* What is asked
Retype the material below. Keep every word exactly as it is.

* Entries supplied

>> Begin

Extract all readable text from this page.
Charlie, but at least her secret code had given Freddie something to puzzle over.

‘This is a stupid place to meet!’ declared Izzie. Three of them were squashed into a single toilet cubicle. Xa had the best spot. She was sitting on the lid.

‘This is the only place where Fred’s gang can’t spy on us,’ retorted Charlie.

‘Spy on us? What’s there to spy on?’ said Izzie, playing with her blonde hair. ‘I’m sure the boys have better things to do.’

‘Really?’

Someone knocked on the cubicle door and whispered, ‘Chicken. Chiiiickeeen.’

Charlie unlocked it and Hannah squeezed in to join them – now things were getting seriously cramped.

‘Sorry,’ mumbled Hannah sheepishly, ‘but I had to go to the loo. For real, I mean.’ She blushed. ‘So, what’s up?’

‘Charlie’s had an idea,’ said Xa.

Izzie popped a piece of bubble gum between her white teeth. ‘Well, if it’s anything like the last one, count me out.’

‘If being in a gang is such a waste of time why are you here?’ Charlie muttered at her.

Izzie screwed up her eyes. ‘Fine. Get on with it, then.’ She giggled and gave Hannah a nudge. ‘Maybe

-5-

>> End

* Answer in full
Extract all readable text from this page.
Charlie, but at least her secret code had given Freddie something to puzzle over.

‘This is a stupid place to meet!’ declared Izzie. Three of them were squashed into a single toilet cubicle. Xa had the best spot. She was sitting on the lid.

‘This is the only place where Fred’s gang can’t spy on us,’ retorted Charlie.

‘Spy on us? What’s there to spy on?’ said Izzie, playing with her blonde hair. ‘I’m sure the boys have better things to do.’

‘Really?’

Someone knocked on the cubicle door and whispered, ‘Chicken. Chiiiickeeen.’

Charlie unlocked it and Hannah squeezed in to join them – now things were getting seriously cramped.

‘Sorry,’ mumbled Hannah sheepishly, ‘but I had to go to the loo. For real, I mean.’ She blushed. ‘So, what’s up?’

‘Charlie’s had an idea,’ said Xa.

Izzie popped a piece of bubble gum between her white teeth. ‘Well, if it’s anything like the last one, count me out.’

‘If being in a gang is such a waste of time why are you here?’ Charlie muttered at her.

Izzie screwed up her eyes. ‘Fine. Get on with it, then.’ She giggled and gave Hannah a nudge. ‘Maybe

-5-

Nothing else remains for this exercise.